Required task: From the entries that follow, gather each line holding the word "Индонезия".
━━━━━━
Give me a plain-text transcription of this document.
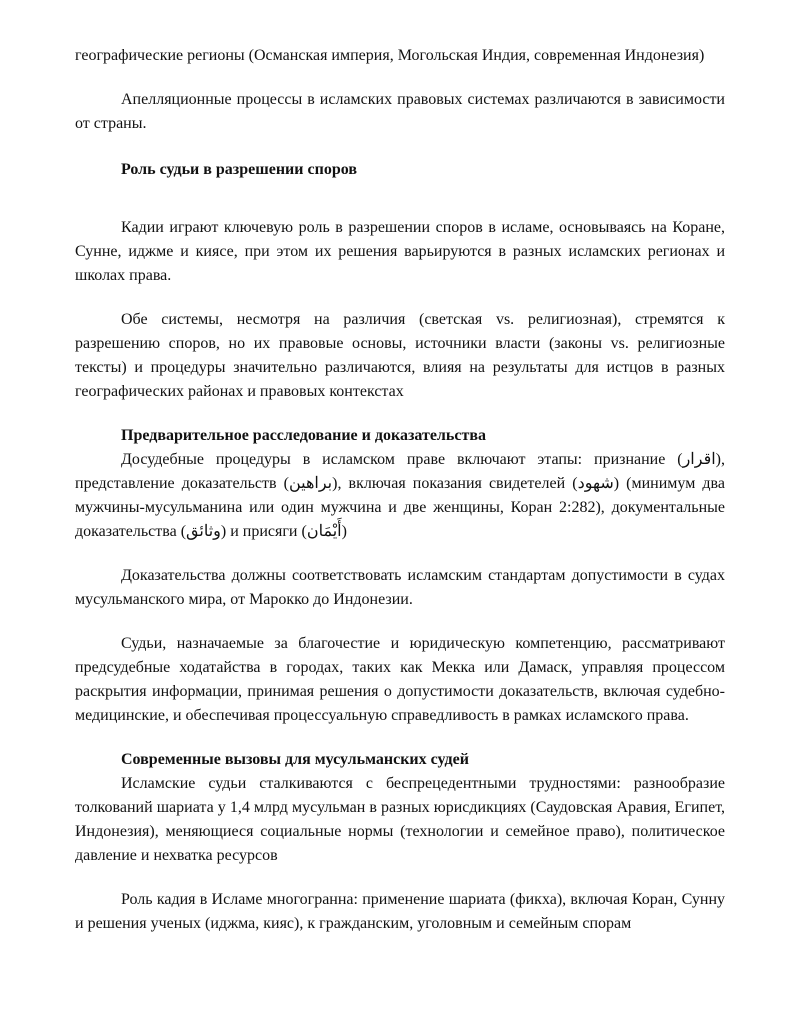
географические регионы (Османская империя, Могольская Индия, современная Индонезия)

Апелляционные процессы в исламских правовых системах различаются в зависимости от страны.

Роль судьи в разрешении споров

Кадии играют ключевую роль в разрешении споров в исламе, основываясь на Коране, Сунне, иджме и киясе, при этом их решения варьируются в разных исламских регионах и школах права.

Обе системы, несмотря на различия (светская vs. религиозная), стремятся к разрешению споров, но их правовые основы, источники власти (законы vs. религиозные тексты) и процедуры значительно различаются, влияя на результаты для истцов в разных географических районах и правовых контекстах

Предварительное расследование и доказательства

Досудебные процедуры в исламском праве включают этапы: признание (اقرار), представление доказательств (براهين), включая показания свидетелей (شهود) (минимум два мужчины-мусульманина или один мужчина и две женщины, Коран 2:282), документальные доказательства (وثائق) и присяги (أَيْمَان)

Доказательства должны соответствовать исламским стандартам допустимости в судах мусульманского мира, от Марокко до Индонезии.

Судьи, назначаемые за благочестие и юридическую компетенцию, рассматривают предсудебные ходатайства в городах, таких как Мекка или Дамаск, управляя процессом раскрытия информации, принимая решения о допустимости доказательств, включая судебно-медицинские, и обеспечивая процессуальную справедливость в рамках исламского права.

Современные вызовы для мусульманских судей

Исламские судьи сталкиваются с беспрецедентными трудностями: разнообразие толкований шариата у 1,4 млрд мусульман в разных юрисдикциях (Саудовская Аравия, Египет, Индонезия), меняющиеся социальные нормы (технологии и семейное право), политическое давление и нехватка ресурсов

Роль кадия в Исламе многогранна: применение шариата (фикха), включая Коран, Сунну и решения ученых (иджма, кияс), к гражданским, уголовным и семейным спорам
━━━━━━
Worked solution:
географические регионы (Османская империя, Могольская Индия, современная Индонезия)
Исламские судьи сталкиваются с беспрецедентными трудностями: разнообразие толкований шариата у 1,4 млрд мусульман в разных юрисдикциях (Саудовская Аравия, Египет, Индонезия), меняющиеся социальные нормы (технологии и семейное право), политическое давление и нехватка ресурсов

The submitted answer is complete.